> Dataset excerpts

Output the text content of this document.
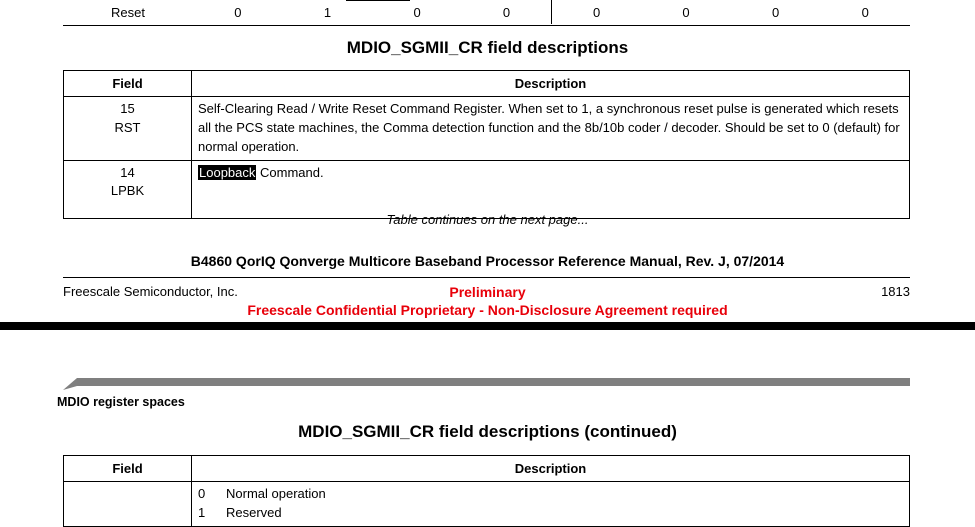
Reset	0	1	0	0	0	0	0	0
MDIO_SGMII_CR field descriptions
Field	Description

15
RST	Self-Clearing Read / Write Reset Command Register. When set to 1, a synchronous reset pulse is generated which resets all the PCS state machines, the Comma detection function and the 8b/10b coder / decoder. Should be set to 0 (default) for normal operation.

14
LPBK	Loopback Command.
Table continues on the next page...
B4860 QorIQ Qonverge Multicore Baseband Processor Reference Manual, Rev. J, 07/2014
Freescale Semiconductor, Inc.	Preliminary	1813
Freescale Confidential Proprietary - Non-Disclosure Agreement required
MDIO register spaces
MDIO_SGMII_CR field descriptions (continued)
Field	Description

	0 Normal operation
1 Reserved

> Goal
Write out the whole listing again, exactly, with no pictures.

> Reply
Output the text content of this document.
Reset	0	1	0	0	0	0	0	0
MDIO_SGMII_CR field descriptions
Field	Description

15
RST	Self-Clearing Read / Write Reset Command Register. When set to 1, a synchronous reset pulse is generated which resets all the PCS state machines, the Comma detection function and the 8b/10b coder / decoder. Should be set to 0 (default) for normal operation.

14
LPBK	Loopback Command.
Table continues on the next page...
B4860 QorIQ Qonverge Multicore Baseband Processor Reference Manual, Rev. J, 07/2014
Freescale Semiconductor, Inc.	Preliminary	1813
Freescale Confidential Proprietary - Non-Disclosure Agreement required
MDIO register spaces
MDIO_SGMII_CR field descriptions (continued)
Field	Description

	0 Normal operation
1 Reserved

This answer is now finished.